Problem description => Pull out from the material below all lines with "FDNY".

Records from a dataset
⁂
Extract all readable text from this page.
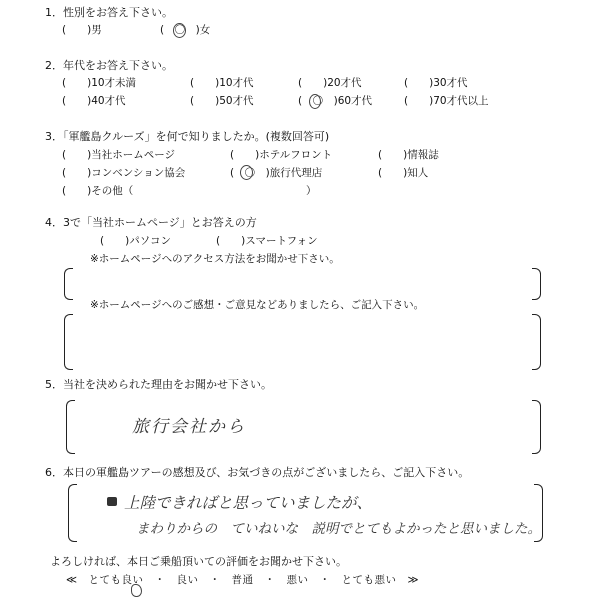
1．性別をお答え下さい。
(　　)男	(　〇　)女
2．年代をお答え下さい。
(　　)10才未満	(　　)10才代	(　　)20才代	(　　)30才代
(　　)40才代	(　　)50才代	(　〇　)60才代	(　　)70才代以上
3．「軍艦島クルーズ」を何で知りましたか。(複数回答可)
(　　)当社ホームページ	(　　)ホテルフロント	(　　)情報誌
(　　)コンベンション協会	(　〇　)旅行代理店	(　　)知人
(　　)その他（	）
4．3で「当社ホームページ」とお答えの方
(　　)パソコン	(　　)スマートフォン
※ホームページへのアクセス方法をお聞かせ下さい。
※ホームページへのご感想・ご意見などありましたら、ご記入下さい。
5．当社を決められた理由をお聞かせ下さい。
旅行会社から
6．本日の軍艦島ツアーの感想及び、お気づきの点がございましたら、ご記入下さい。
上陸できればと思っていましたが、
まわりからの　ていねいな　説明でとてもよかったと思いました。
よろしければ、本日ご乗船頂いての評価をお聞かせ下さい。
≪　とても良い　・　良い　・　普通　・　悪い　・　とても悪い　≫
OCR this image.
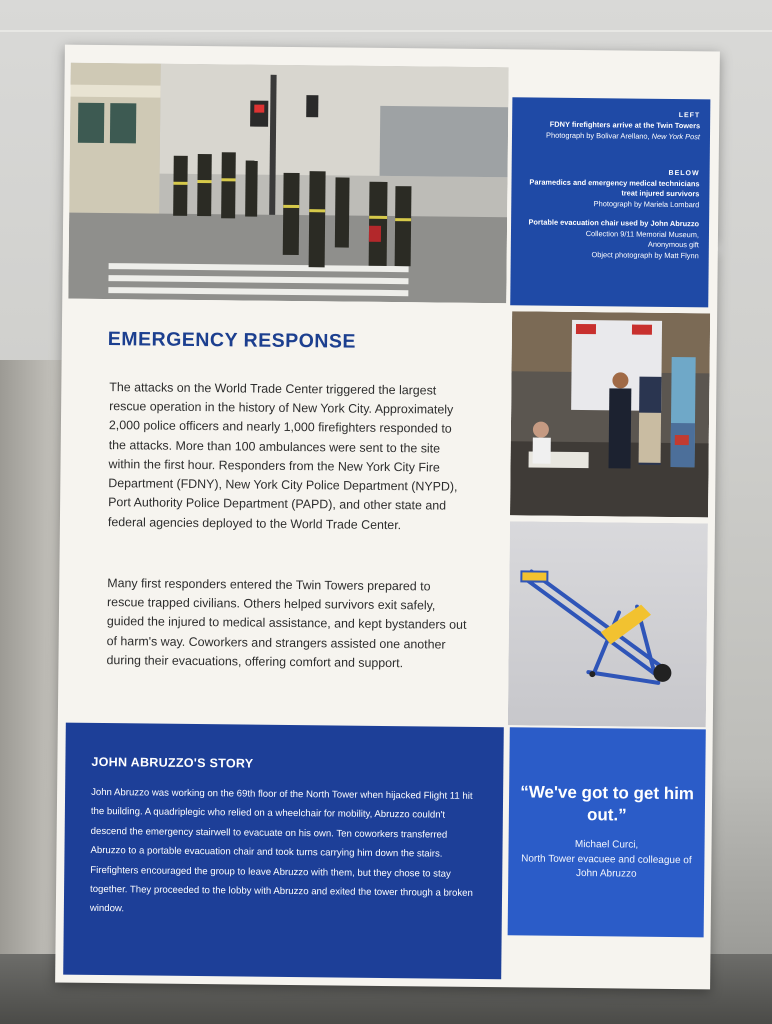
LEFT
FDNY firefighters arrive at the Twin Towers
Photograph by Bolivar Arellano, New York Post
BELOW
Paramedics and emergency medical technicians treat injured survivors
Photograph by Mariela Lombard
Portable evacuation chair used by John Abruzzo
Collection 9/11 Memorial Museum,
Anonymous gift
Object photograph by Matt Flynn
EMERGENCY RESPONSE

The attacks on the World Trade Center triggered the largest rescue operation in the history of New York City. Approximately 2,000 police officers and nearly 1,000 firefighters responded to the attacks. More than 100 ambulances were sent to the site within the first hour. Responders from the New York City Fire Department (FDNY), New York City Police Department (NYPD), Port Authority Police Department (PAPD), and other state and federal agencies deployed to the World Trade Center.

Many first responders entered the Twin Towers prepared to rescue trapped civilians. Others helped survivors exit safely, guided the injured to medical assistance, and kept bystanders out of harm's way. Coworkers and strangers assisted one another during their evacuations, offering comfort and support.

JOHN ABRUZZO'S STORY

John Abruzzo was working on the 69th floor of the North Tower when hijacked Flight 11 hit the building. A quadriplegic who relied on a wheelchair for mobility, Abruzzo couldn't descend the emergency stairwell to evacuate on his own. Ten coworkers transferred Abruzzo to a portable evacuation chair and took turns carrying him down the stairs. Firefighters encouraged the group to leave Abruzzo with them, but they chose to stay together. They proceeded to the lobby with Abruzzo and exited the tower through a broken window.

“We've got to get him out.”
Michael Curci,
North Tower evacuee and colleague of John Abruzzo
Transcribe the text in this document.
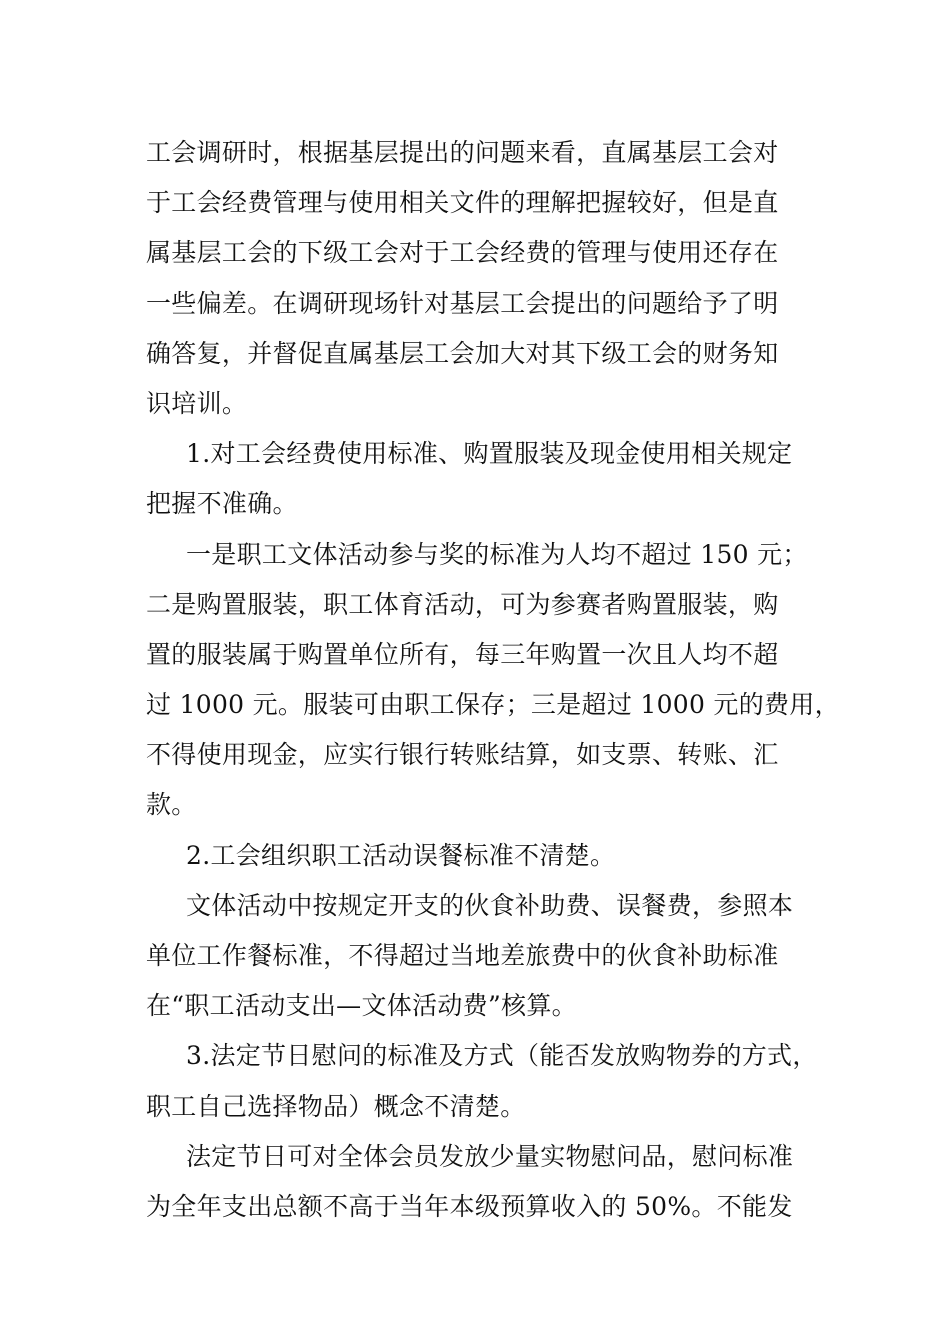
工会调研时，根据基层提出的问题来看，直属基层工会对
于工会经费管理与使用相关文件的理解把握较好，但是直
属基层工会的下级工会对于工会经费的管理与使用还存在
一些偏差。在调研现场针对基层工会提出的问题给予了明
确答复，并督促直属基层工会加大对其下级工会的财务知
识培训。
1.对工会经费使用标准、购置服装及现金使用相关规定
把握不准确。
一是职工文体活动参与奖的标准为人均不超过 150 元；
二是购置服装，职工体育活动，可为参赛者购置服装，购
置的服装属于购置单位所有，每三年购置一次且人均不超
过 1000 元。服装可由职工保存；三是超过 1000 元的费用，
不得使用现金，应实行银行转账结算，如支票、转账、汇
款。
2.工会组织职工活动误餐标准不清楚。
文体活动中按规定开支的伙食补助费、误餐费，参照本
单位工作餐标准，不得超过当地差旅费中的伙食补助标准
在“职工活动支出—文体活动费”核算。
3.法定节日慰问的标准及方式（能否发放购物券的方式，
职工自己选择物品）概念不清楚。
法定节日可对全体会员发放少量实物慰问品，慰问标准
为全年支出总额不高于当年本级预算收入的 50%。不能发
⁂
Correct answer =>
FDNY firefighters arrive at the Twin Towers
The attacks on the World Trade Center triggered the largest rescue operation in the history of New York City. Approximately 2,000 police officers and nearly 1,000 firefighters responded to the attacks. More than 100 ambulances were sent to the site within the first hour. Responders from the New York City Fire Department (FDNY), New York City Police Department (NYPD), Port Authority Police Department (PAPD), and other state and federal agencies deployed to the World Trade Center.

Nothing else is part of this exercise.